Goal: Lines containing the word "author" are the ones to copy from the records below.

Material for the task:
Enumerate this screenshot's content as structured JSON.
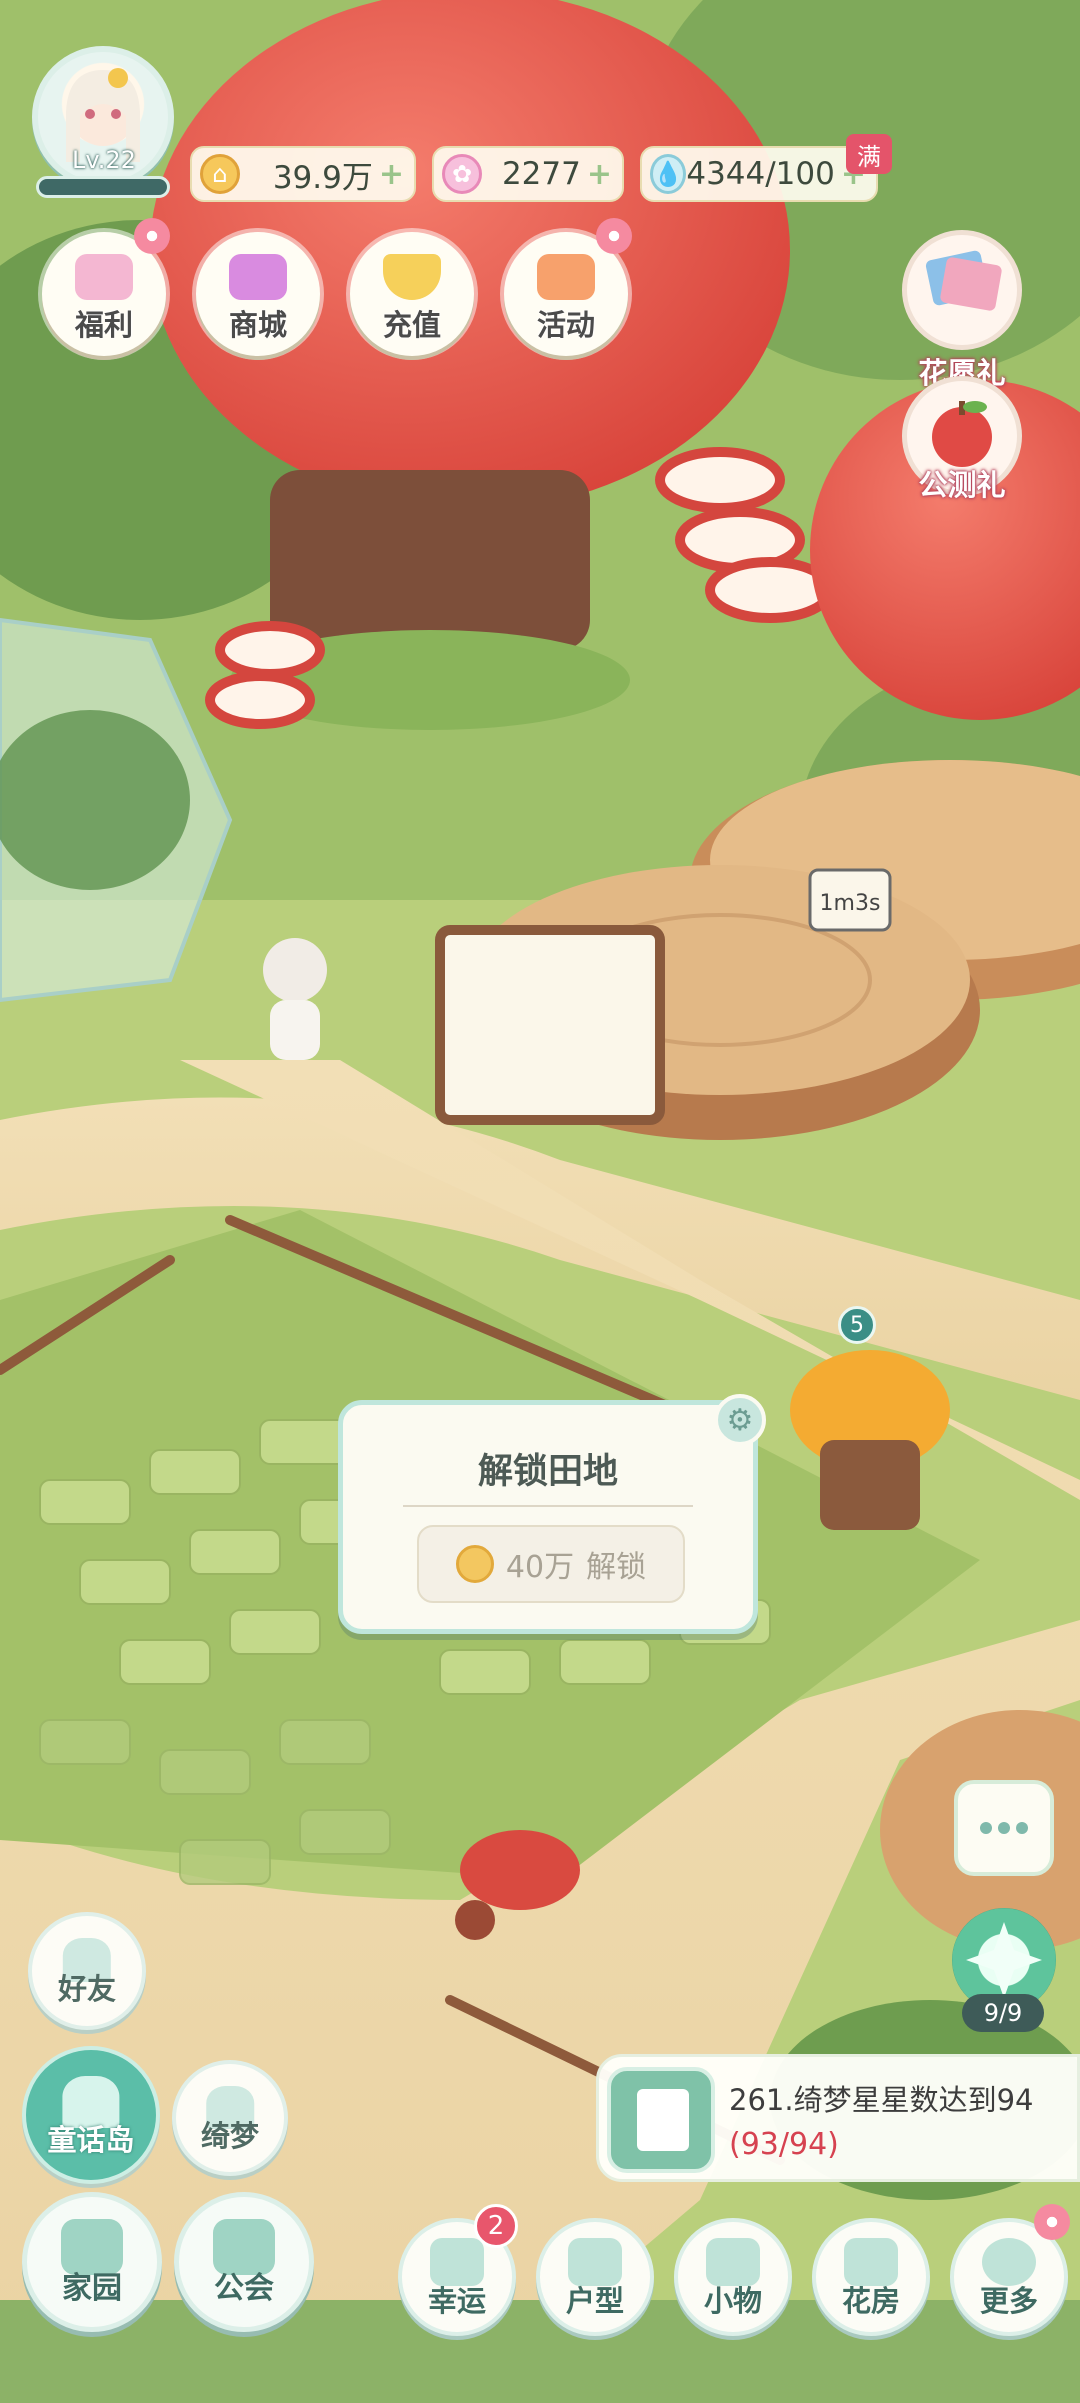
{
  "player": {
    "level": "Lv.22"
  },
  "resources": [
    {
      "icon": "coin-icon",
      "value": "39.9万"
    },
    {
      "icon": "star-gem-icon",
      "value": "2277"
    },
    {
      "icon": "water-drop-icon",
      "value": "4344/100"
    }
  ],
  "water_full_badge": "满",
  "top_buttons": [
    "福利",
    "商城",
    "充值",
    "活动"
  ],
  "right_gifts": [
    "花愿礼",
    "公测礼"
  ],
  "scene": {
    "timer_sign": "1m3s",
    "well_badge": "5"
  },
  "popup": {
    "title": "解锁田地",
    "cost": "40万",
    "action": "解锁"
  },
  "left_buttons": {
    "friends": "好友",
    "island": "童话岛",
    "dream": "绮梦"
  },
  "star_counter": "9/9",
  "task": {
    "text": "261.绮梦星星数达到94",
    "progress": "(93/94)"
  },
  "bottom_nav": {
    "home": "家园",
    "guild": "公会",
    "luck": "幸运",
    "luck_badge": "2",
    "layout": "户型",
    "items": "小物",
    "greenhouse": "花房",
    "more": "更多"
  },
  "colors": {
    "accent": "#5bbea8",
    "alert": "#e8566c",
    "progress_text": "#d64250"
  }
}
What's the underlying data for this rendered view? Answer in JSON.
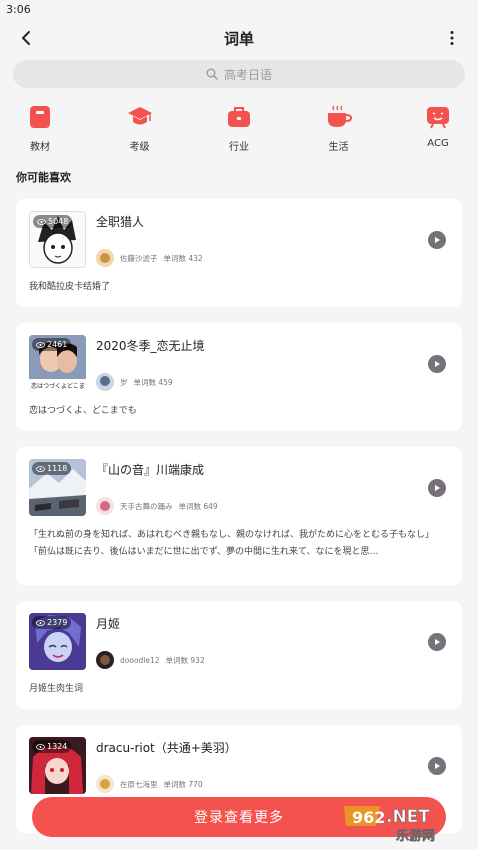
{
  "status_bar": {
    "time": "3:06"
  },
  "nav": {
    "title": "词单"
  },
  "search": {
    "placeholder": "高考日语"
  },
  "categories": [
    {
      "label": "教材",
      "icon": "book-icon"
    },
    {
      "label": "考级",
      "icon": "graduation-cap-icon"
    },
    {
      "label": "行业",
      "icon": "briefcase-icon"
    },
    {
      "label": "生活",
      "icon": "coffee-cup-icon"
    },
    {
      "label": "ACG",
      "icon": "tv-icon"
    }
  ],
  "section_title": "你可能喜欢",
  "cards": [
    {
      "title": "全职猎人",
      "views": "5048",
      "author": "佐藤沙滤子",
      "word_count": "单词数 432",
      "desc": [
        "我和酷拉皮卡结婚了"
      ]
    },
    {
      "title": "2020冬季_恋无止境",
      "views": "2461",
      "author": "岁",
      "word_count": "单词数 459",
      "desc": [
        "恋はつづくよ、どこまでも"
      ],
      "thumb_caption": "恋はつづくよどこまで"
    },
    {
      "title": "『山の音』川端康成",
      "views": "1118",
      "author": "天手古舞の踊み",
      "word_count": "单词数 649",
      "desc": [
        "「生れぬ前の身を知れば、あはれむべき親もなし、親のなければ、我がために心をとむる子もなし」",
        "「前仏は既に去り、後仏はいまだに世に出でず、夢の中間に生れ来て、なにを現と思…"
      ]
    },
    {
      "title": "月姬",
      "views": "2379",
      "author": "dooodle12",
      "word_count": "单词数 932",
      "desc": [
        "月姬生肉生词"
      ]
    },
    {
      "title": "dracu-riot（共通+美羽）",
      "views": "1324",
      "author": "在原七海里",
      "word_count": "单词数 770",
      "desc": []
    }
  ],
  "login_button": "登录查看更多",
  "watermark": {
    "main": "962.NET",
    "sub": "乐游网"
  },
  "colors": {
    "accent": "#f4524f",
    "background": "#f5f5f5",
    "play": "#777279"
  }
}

Expected answer:
      "author": "佐藤沙滤子",
      "author": "岁",
      "author": "天手古舞の踊み",
      "author": "dooodle12",
      "author": "在原七海里",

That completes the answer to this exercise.